→ **Problem requirements**
Exactly reproduce each record listed below.

Dataset entries:

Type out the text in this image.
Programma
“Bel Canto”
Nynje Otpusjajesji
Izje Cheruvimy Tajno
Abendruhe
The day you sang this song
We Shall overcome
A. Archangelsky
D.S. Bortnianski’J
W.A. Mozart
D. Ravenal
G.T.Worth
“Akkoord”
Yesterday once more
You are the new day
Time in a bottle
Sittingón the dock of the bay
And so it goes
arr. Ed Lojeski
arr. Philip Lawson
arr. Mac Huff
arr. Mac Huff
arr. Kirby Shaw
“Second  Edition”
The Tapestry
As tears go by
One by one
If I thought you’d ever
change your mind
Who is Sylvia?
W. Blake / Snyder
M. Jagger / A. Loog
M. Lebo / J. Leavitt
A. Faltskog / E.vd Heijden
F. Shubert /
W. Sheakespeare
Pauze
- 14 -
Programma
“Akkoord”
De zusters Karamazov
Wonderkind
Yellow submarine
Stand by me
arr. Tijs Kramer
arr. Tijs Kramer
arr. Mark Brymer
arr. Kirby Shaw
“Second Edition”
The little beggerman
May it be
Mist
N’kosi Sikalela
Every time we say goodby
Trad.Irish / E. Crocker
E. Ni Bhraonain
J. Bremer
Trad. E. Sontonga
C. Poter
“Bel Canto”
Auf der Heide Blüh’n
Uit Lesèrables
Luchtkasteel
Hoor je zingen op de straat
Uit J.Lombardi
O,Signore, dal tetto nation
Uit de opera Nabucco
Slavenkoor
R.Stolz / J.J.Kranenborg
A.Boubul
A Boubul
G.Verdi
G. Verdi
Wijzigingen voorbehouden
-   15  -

→ **Solution to this exercise**
Type out the text in this image.
Programma
“Bel Canto”
Nynje Otpusjajesji
Izje Cheruvimy Tajno
Abendruhe
The day you sang this song
We Shall overcome
A. Archangelsky
D.S. Bortnianski’J
W.A. Mozart
D. Ravenal
G.T.Worth
“Akkoord”
Yesterday once more
You are the new day
Time in a bottle
Sittingón the dock of the bay
And so it goes
arr. Ed Lojeski
arr. Philip Lawson
arr. Mac Huff
arr. Mac Huff
arr. Kirby Shaw
“Second  Edition”
The Tapestry
As tears go by
One by one
If I thought you’d ever
change your mind
Who is Sylvia?
W. Blake / Snyder
M. Jagger / A. Loog
M. Lebo / J. Leavitt
A. Faltskog / E.vd Heijden
F. Shubert /
W. Sheakespeare
Pauze
- 14 -
Programma
“Akkoord”
De zusters Karamazov
Wonderkind
Yellow submarine
Stand by me
arr. Tijs Kramer
arr. Tijs Kramer
arr. Mark Brymer
arr. Kirby Shaw
“Second Edition”
The little beggerman
May it be
Mist
N’kosi Sikalela
Every time we say goodby
Trad.Irish / E. Crocker
E. Ni Bhraonain
J. Bremer
Trad. E. Sontonga
C. Poter
“Bel Canto”
Auf der Heide Blüh’n
Uit Lesèrables
Luchtkasteel
Hoor je zingen op de straat
Uit J.Lombardi
O,Signore, dal tetto nation
Uit de opera Nabucco
Slavenkoor
R.Stolz / J.J.Kranenborg
A.Boubul
A Boubul
G.Verdi
G. Verdi
Wijzigingen voorbehouden
-   15  -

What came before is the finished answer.